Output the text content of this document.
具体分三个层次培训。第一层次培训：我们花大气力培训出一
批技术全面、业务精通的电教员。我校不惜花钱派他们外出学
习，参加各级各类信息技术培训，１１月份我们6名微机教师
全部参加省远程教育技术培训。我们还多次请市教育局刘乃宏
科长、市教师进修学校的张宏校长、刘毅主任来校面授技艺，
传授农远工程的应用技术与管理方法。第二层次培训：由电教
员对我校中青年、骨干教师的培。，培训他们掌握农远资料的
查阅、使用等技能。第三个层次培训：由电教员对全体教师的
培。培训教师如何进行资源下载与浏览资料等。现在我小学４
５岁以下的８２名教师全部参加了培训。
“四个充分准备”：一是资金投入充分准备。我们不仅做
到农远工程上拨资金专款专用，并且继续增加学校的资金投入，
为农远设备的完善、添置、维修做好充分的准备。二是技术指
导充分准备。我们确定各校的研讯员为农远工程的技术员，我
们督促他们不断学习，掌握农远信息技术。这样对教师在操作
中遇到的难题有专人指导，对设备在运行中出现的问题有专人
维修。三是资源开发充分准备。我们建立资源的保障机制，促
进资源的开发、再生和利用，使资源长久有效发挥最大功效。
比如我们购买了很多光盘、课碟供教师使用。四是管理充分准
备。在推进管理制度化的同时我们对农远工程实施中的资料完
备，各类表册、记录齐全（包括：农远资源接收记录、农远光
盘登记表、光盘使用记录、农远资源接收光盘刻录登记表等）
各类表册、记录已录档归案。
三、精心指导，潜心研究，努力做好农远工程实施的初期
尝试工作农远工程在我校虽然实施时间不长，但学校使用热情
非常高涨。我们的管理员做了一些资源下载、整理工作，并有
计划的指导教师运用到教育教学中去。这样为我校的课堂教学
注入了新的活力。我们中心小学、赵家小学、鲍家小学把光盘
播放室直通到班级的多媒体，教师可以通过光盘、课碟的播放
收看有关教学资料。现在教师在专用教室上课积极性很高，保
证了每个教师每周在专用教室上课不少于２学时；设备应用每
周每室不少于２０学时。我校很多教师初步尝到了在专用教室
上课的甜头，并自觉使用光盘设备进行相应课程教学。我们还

The request
Count the lines in the records above that contain the word "各类表册", and give only the number.

The output
2